Task details: Please output the records below in full, exactly as given, but without the images.

Material:
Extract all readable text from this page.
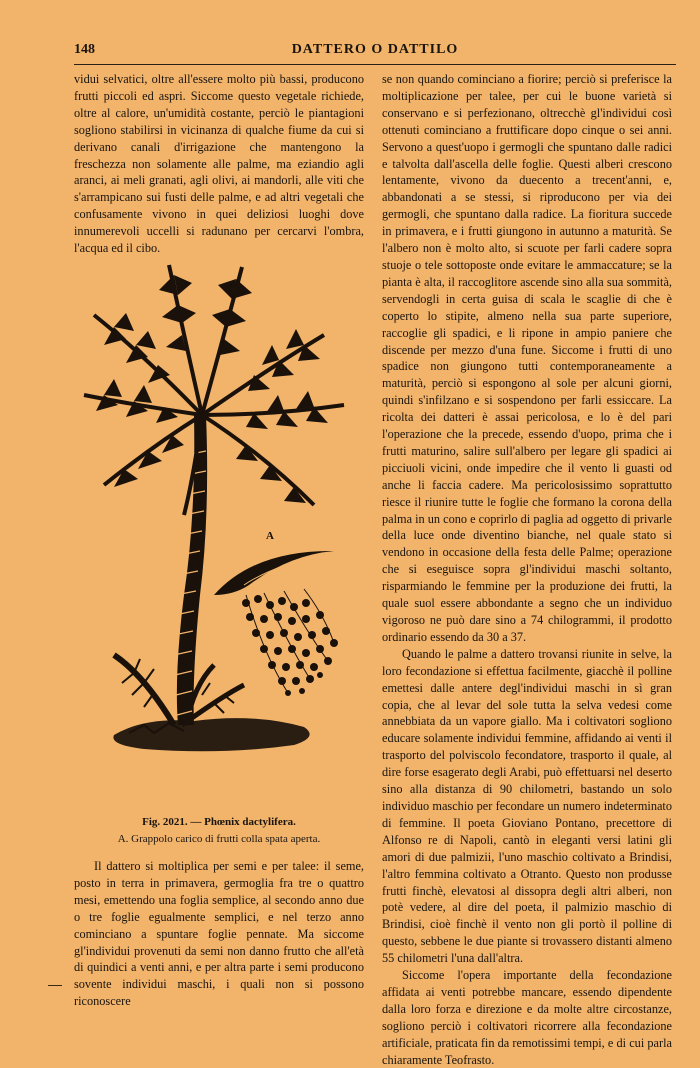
148	DATTERO O DATTILO

vidui selvatici, oltre all'essere molto più bassi, producono frutti piccoli ed aspri. Siccome questo vegetale richiede, oltre al calore, un'umidità costante, perciò le piantagioni sogliono stabilirsi in vicinanza di qualche fiume da cui si derivano canali d'irrigazione che mantengono la freschezza non solamente alle palme, ma eziandio agli aranci, ai meli granati, agli olivi, ai mandorli, alle viti che s'arrampicano sui fusti delle palme, e ad altri vegetali che confusamente vivono in quei deliziosi luoghi dove innumerevoli uccelli si radunano per cercarvi l'ombra, l'acqua ed il cibo.

A
Fig. 2021. — Phœnix dactylifera.
A. Grappolo carico di frutti colla spata aperta.

Il dattero si moltiplica per semi e per talee: il seme, posto in terra in primavera, germoglia fra tre o quattro mesi, emettendo una foglia semplice, al secondo anno due o tre foglie egualmente semplici, e nel terzo anno cominciano a spuntare foglie pennate. Ma siccome gl'individui provenuti da semi non danno frutto che all'età di quindici a venti anni, e per altra parte i semi producono sovente individui maschi, i quali non si possono riconoscere

se non quando cominciano a fiorire; perciò si preferisce la moltiplicazione per talee, per cui le buone varietà si conservano e si perfezionano, oltrecchè gl'individui così ottenuti cominciano a fruttificare dopo cinque o sei anni. Servono a quest'uopo i germogli che spuntano dalle radici e talvolta dall'ascella delle foglie. Questi alberi crescono lentamente, vivono da duecento a trecent'anni, e, abbandonati a se stessi, si riproducono per via dei germogli, che spuntano dalla radice. La fioritura succede in primavera, e i frutti giungono in autunno a maturità. Se l'albero non è molto alto, si scuote per farli cadere sopra stuoje o tele sottoposte onde evitare le ammaccature; se la pianta è alta, il raccoglitore ascende sino alla sua sommità, servendogli in certa guisa di scala le scaglie di che è coperto lo stipite, almeno nella sua parte superiore, raccoglie gli spadici, e li ripone in ampio paniere che discende per mezzo d'una fune. Siccome i frutti di uno spadice non giungono tutti contemporaneamente a maturità, perciò si espongono al sole per alcuni giorni, quindi s'infilzano e si sospendono per farli essiccare. La ricolta dei datteri è assai pericolosa, e lo è del pari l'operazione che la precede, essendo d'uopo, prima che i frutti maturino, salire sull'albero per legare gli spadici ai picciuoli vicini, onde impedire che il vento li guasti od anche li faccia cadere. Ma pericolosissimo soprattutto riesce il riunire tutte le foglie che formano la corona della palma in un cono e coprirlo di paglia ad oggetto di privarle della luce onde diventino bianche, nel quale stato si vendono in occasione della festa delle Palme; operazione che si eseguisce sopra gl'individui maschi soltanto, risparmiando le femmine per la produzione dei frutti, la quale suol essere abbondante a segno che un individuo vigoroso ne può dare sino a 74 chilogrammi, il prodotto ordinario essendo da 30 a 37.

Quando le palme a dattero trovansi riunite in selve, la loro fecondazione si effettua facilmente, giacchè il polline emettesi dalle antere degl'individui maschi in sì gran copia, che al levar del sole tutta la selva vedesi come annebbiata da un vapore giallo. Ma i coltivatori sogliono educare solamente individui femmine, affidando ai venti il trasporto del polviscolo fecondatore, trasporto il quale, al dire forse esagerato degli Arabi, può effettuarsi nel deserto sino alla distanza di 90 chilometri, bastando un solo individuo maschio per fecondare un numero indeterminato di femmine. Il poeta Gioviano Pontano, precettore di Alfonso re di Napoli, cantò in eleganti versi latini gli amori di due palmizii, l'uno maschio coltivato a Brindisi, l'altro femmina coltivato a Otranto. Questo non produsse frutti finchè, elevatosi al dissopra degli altri alberi, non potè vedere, al dire del poeta, il palmizio maschio di Brindisi, cioè finchè il vento non gli portò il polline di questo, sebbene le due piante si trovassero distanti almeno 55 chilometri l'una dall'altra.

Siccome l'opera importante della fecondazione affidata ai venti potrebbe mancare, essendo dipendente dalla loro forza e direzione e da molte altre circostanze, sogliono perciò i coltivatori ricorrere alla fecondazione artificiale, praticata fin da remotissimi tempi, e di cui parla chiaramente Teofrasto.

Task answer:
Extract all readable text from this page.
148	DATTERO O DATTILO

vidui selvatici, oltre all'essere molto più bassi, producono frutti piccoli ed aspri. Siccome questo vegetale richiede, oltre al calore, un'umidità costante, perciò le piantagioni sogliono stabilirsi in vicinanza di qualche fiume da cui si derivano canali d'irrigazione che mantengono la freschezza non solamente alle palme, ma eziandio agli aranci, ai meli granati, agli olivi, ai mandorli, alle viti che s'arrampicano sui fusti delle palme, e ad altri vegetali che confusamente vivono in quei deliziosi luoghi dove innumerevoli uccelli si radunano per cercarvi l'ombra, l'acqua ed il cibo.

A
Fig. 2021. — Phœnix dactylifera.
A. Grappolo carico di frutti colla spata aperta.

Il dattero si moltiplica per semi e per talee: il seme, posto in terra in primavera, germoglia fra tre o quattro mesi, emettendo una foglia semplice, al secondo anno due o tre foglie egualmente semplici, e nel terzo anno cominciano a spuntare foglie pennate. Ma siccome gl'individui provenuti da semi non danno frutto che all'età di quindici a venti anni, e per altra parte i semi producono sovente individui maschi, i quali non si possono riconoscere

se non quando cominciano a fiorire; perciò si preferisce la moltiplicazione per talee, per cui le buone varietà si conservano e si perfezionano, oltrecchè gl'individui così ottenuti cominciano a fruttificare dopo cinque o sei anni. Servono a quest'uopo i germogli che spuntano dalle radici e talvolta dall'ascella delle foglie. Questi alberi crescono lentamente, vivono da duecento a trecent'anni, e, abbandonati a se stessi, si riproducono per via dei germogli, che spuntano dalla radice. La fioritura succede in primavera, e i frutti giungono in autunno a maturità. Se l'albero non è molto alto, si scuote per farli cadere sopra stuoje o tele sottoposte onde evitare le ammaccature; se la pianta è alta, il raccoglitore ascende sino alla sua sommità, servendogli in certa guisa di scala le scaglie di che è coperto lo stipite, almeno nella sua parte superiore, raccoglie gli spadici, e li ripone in ampio paniere che discende per mezzo d'una fune. Siccome i frutti di uno spadice non giungono tutti contemporaneamente a maturità, perciò si espongono al sole per alcuni giorni, quindi s'infilzano e si sospendono per farli essiccare. La ricolta dei datteri è assai pericolosa, e lo è del pari l'operazione che la precede, essendo d'uopo, prima che i frutti maturino, salire sull'albero per legare gli spadici ai picciuoli vicini, onde impedire che il vento li guasti od anche li faccia cadere. Ma pericolosissimo soprattutto riesce il riunire tutte le foglie che formano la corona della palma in un cono e coprirlo di paglia ad oggetto di privarle della luce onde diventino bianche, nel quale stato si vendono in occasione della festa delle Palme; operazione che si eseguisce sopra gl'individui maschi soltanto, risparmiando le femmine per la produzione dei frutti, la quale suol essere abbondante a segno che un individuo vigoroso ne può dare sino a 74 chilogrammi, il prodotto ordinario essendo da 30 a 37.

Quando le palme a dattero trovansi riunite in selve, la loro fecondazione si effettua facilmente, giacchè il polline emettesi dalle antere degl'individui maschi in sì gran copia, che al levar del sole tutta la selva vedesi come annebbiata da un vapore giallo. Ma i coltivatori sogliono educare solamente individui femmine, affidando ai venti il trasporto del polviscolo fecondatore, trasporto il quale, al dire forse esagerato degli Arabi, può effettuarsi nel deserto sino alla distanza di 90 chilometri, bastando un solo individuo maschio per fecondare un numero indeterminato di femmine. Il poeta Gioviano Pontano, precettore di Alfonso re di Napoli, cantò in eleganti versi latini gli amori di due palmizii, l'uno maschio coltivato a Brindisi, l'altro femmina coltivato a Otranto. Questo non produsse frutti finchè, elevatosi al dissopra degli altri alberi, non potè vedere, al dire del poeta, il palmizio maschio di Brindisi, cioè finchè il vento non gli portò il polline di questo, sebbene le due piante si trovassero distanti almeno 55 chilometri l'una dall'altra.

Siccome l'opera importante della fecondazione affidata ai venti potrebbe mancare, essendo dipendente dalla loro forza e direzione e da molte altre circostanze, sogliono perciò i coltivatori ricorrere alla fecondazione artificiale, praticata fin da remotissimi tempi, e di cui parla chiaramente Teofrasto.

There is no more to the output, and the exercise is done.